▶ Exercise instructions:
Pull out every line of the listing below where "LONG" appears.

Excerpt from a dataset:
'''

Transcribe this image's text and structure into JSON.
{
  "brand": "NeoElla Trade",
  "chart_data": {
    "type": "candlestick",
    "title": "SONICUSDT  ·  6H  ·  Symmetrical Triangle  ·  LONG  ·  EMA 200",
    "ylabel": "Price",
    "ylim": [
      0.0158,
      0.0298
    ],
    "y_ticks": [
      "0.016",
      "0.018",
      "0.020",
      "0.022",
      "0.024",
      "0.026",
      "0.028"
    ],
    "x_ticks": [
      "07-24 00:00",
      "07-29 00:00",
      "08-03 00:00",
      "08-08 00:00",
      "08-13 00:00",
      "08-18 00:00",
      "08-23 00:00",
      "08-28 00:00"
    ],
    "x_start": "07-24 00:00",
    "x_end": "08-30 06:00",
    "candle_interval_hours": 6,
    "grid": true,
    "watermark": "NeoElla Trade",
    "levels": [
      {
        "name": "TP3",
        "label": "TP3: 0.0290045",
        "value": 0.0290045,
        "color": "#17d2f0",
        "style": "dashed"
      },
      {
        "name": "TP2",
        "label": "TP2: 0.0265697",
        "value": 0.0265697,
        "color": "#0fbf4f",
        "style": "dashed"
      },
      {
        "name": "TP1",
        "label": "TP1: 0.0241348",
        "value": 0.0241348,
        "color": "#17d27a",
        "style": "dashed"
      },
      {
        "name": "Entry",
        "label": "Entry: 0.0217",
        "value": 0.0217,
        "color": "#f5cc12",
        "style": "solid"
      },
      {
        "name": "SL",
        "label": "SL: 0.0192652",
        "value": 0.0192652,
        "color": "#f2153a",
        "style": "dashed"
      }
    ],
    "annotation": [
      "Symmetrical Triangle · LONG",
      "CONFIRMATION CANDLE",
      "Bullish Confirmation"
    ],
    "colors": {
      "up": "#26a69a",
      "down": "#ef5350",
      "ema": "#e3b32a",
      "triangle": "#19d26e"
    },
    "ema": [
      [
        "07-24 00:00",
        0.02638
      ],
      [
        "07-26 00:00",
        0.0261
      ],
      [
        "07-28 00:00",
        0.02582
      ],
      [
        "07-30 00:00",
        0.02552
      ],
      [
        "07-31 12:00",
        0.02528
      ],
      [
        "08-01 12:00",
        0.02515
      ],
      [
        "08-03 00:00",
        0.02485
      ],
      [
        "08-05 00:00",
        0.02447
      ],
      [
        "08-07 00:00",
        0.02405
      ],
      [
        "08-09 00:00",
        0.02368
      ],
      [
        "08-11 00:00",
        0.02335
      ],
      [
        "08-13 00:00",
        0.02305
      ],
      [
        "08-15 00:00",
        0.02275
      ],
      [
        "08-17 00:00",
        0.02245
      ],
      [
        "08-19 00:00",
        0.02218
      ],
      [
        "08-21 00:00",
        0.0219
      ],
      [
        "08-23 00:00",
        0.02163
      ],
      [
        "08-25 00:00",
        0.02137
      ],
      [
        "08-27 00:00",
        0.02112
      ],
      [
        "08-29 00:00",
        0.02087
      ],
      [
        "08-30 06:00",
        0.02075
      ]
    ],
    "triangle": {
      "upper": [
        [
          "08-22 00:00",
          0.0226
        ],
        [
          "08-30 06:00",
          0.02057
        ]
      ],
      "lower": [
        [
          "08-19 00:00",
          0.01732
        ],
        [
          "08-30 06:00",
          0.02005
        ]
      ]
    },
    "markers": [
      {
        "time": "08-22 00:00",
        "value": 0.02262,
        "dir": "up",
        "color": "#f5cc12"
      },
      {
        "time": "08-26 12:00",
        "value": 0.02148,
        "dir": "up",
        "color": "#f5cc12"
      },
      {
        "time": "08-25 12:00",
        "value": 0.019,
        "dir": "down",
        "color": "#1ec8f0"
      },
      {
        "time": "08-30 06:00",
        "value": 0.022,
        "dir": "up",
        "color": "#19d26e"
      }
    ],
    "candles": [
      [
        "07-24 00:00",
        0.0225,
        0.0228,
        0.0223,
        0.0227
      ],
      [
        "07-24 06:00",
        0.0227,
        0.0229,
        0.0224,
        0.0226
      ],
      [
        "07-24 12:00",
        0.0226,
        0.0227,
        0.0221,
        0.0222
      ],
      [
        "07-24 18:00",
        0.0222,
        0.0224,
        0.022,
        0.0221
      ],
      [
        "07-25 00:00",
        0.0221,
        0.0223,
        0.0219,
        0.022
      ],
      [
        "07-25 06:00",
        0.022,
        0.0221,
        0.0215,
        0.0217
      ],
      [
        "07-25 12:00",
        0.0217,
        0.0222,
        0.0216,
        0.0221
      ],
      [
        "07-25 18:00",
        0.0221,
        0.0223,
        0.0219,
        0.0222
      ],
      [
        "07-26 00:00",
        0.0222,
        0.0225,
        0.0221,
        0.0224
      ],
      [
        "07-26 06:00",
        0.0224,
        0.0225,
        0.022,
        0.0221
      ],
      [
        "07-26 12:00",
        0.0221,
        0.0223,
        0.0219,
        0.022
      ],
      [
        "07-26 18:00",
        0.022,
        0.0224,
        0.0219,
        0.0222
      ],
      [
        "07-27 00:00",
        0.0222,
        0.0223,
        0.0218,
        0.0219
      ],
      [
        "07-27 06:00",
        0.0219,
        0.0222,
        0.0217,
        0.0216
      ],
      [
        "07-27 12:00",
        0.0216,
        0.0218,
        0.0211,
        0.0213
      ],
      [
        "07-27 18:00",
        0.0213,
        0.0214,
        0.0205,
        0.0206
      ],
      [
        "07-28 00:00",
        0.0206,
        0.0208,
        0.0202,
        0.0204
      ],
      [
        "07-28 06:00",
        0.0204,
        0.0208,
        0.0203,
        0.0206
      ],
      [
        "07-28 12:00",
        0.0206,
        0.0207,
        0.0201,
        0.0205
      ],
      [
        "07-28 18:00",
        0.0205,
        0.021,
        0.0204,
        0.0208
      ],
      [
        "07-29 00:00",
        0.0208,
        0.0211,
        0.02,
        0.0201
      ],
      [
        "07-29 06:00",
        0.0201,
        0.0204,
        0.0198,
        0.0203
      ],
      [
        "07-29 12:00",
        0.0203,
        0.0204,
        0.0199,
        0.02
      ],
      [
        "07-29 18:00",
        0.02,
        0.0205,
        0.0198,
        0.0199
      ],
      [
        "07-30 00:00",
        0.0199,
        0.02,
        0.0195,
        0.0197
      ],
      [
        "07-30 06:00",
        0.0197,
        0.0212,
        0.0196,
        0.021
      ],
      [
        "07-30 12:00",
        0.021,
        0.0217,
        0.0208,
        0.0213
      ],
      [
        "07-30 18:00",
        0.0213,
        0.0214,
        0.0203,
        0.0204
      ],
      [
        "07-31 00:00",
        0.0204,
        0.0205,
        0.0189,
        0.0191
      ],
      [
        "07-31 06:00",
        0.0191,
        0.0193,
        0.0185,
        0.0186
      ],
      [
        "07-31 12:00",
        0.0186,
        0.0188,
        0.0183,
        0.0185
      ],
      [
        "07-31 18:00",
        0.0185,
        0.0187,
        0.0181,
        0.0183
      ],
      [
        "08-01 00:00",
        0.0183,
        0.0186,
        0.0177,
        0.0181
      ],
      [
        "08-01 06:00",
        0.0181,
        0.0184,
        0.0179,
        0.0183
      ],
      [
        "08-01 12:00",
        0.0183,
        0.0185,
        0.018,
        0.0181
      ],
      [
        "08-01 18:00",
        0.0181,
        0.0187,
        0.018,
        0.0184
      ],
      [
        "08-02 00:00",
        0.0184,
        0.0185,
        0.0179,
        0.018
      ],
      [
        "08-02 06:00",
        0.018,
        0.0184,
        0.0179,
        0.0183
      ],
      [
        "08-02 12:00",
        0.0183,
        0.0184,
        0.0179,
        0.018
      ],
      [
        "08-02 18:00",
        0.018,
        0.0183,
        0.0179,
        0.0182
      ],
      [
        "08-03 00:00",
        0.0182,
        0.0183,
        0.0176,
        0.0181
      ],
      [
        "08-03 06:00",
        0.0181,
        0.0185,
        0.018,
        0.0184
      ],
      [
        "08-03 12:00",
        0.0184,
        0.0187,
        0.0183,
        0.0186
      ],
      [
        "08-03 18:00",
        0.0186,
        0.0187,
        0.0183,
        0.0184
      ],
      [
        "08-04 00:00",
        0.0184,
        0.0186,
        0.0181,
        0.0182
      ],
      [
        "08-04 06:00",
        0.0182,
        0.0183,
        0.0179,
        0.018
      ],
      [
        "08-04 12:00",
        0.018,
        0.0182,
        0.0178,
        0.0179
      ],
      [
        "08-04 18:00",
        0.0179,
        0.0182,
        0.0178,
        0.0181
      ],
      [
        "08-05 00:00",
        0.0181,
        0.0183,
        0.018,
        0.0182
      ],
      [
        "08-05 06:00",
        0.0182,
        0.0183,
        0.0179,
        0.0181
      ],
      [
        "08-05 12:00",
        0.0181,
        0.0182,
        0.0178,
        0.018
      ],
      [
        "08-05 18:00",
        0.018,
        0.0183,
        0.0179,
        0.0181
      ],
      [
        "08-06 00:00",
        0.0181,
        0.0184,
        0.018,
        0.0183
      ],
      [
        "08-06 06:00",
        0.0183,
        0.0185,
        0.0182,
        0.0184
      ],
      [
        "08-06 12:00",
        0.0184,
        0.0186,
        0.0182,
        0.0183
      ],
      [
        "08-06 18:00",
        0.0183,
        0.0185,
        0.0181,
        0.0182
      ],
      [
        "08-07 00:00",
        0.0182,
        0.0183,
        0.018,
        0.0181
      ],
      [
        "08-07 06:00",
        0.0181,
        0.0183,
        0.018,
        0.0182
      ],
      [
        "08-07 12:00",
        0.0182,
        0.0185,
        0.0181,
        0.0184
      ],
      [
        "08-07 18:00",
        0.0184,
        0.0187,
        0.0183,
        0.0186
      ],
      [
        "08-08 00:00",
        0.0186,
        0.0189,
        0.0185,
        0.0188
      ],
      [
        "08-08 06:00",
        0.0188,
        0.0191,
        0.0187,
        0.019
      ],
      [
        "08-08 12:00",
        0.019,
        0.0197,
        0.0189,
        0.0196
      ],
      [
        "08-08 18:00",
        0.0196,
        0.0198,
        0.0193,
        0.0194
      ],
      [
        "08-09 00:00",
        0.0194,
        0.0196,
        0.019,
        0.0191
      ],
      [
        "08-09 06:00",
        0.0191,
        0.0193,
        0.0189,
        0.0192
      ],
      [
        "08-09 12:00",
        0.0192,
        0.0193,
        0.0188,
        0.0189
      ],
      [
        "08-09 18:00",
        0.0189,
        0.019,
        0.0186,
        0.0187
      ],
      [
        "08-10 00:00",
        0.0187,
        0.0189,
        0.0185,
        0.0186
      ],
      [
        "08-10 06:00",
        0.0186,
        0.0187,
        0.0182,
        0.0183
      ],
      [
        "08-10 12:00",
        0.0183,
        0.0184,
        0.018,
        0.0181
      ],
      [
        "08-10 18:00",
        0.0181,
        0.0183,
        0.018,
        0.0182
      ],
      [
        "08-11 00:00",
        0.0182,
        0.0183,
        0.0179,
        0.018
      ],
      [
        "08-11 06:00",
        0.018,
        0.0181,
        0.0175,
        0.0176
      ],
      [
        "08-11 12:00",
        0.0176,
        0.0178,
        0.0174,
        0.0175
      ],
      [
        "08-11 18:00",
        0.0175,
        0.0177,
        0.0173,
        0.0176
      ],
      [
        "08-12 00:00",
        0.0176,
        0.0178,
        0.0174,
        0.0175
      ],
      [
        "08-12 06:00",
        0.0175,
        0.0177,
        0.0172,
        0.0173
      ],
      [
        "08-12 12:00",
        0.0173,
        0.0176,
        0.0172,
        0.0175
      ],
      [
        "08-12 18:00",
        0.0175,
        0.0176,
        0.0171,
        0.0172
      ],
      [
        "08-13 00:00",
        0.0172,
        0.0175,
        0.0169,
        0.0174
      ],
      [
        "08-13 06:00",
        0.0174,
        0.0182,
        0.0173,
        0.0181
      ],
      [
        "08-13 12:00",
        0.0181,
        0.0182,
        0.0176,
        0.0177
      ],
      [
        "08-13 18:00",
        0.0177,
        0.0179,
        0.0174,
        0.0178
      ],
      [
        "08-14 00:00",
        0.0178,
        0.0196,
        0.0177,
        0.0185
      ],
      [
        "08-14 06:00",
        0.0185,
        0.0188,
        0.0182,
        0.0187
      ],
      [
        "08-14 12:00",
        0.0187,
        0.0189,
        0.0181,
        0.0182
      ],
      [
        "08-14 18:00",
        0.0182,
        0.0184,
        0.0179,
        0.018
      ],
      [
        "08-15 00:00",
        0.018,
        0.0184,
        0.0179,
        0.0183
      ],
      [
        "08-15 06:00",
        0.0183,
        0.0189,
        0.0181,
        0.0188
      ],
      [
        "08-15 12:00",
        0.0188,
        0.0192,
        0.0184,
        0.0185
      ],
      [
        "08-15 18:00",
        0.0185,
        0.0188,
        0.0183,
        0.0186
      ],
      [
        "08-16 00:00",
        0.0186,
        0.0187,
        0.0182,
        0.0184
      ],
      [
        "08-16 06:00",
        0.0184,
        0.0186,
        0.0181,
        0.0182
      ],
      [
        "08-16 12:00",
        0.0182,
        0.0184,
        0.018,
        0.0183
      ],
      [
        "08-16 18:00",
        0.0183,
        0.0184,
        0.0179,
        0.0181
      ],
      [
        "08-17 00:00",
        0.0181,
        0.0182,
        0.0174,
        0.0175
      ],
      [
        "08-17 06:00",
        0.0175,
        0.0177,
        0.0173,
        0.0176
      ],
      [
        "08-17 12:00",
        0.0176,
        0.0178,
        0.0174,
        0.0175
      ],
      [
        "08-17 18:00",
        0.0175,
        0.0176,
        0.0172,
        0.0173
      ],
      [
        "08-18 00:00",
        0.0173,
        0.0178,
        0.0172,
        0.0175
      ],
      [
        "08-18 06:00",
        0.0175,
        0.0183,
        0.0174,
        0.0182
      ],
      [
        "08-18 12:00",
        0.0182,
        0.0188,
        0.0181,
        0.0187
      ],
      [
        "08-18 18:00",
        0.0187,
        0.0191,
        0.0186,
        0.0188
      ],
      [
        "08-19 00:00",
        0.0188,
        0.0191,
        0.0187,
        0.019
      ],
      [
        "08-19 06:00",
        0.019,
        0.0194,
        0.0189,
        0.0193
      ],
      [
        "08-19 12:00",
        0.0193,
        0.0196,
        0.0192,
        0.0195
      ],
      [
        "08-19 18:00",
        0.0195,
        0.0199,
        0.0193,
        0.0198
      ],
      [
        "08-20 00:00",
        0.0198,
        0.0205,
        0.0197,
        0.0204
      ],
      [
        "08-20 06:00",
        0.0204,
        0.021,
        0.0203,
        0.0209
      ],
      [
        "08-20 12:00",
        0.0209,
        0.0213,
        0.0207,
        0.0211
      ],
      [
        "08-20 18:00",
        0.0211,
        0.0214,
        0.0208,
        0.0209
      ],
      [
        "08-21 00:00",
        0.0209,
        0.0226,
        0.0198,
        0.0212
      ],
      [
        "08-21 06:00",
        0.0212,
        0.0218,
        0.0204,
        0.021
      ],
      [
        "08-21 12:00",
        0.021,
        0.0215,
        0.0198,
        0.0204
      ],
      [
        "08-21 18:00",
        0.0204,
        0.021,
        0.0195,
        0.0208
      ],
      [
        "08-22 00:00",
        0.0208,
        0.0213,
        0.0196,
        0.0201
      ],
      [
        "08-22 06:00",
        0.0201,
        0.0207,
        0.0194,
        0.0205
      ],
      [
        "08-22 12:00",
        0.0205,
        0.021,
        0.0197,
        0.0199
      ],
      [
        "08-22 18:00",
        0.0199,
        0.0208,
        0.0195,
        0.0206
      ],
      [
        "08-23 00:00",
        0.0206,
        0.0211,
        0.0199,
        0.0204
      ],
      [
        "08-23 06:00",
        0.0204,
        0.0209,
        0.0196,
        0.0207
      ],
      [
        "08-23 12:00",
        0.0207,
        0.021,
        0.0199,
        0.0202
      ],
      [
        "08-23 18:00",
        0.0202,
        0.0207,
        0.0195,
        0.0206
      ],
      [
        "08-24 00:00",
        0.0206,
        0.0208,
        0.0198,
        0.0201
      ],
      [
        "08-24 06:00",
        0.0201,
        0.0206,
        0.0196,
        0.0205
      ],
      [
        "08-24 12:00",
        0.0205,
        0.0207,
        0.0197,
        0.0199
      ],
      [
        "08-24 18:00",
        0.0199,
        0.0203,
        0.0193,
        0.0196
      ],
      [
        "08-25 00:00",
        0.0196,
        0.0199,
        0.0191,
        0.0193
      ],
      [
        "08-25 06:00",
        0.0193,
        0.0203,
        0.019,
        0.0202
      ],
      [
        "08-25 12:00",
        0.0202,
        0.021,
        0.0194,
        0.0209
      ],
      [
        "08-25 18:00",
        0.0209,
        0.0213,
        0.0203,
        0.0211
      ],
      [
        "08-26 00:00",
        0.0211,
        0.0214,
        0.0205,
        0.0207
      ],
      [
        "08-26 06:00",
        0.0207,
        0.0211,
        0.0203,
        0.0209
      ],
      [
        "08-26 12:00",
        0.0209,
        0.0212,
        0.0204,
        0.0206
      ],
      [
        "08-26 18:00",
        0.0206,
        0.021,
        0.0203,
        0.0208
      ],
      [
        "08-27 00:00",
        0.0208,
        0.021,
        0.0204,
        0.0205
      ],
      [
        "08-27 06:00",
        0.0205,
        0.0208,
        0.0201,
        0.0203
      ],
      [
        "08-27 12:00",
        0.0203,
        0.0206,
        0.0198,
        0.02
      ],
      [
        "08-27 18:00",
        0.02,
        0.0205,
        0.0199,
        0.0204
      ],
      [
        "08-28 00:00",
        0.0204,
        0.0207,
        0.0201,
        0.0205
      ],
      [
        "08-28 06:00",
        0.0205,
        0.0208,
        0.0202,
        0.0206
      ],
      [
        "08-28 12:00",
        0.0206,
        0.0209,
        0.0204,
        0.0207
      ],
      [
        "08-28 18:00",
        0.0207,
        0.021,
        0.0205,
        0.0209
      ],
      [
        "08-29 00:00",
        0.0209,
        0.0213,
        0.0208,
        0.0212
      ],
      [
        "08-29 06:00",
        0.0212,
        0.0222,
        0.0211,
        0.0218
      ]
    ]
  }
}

'''

▶ Output for this task:
    "title": "SONICUSDT  ·  6H  ·  Symmetrical Triangle  ·  LONG  ·  EMA 200",
      "Symmetrical Triangle · LONG",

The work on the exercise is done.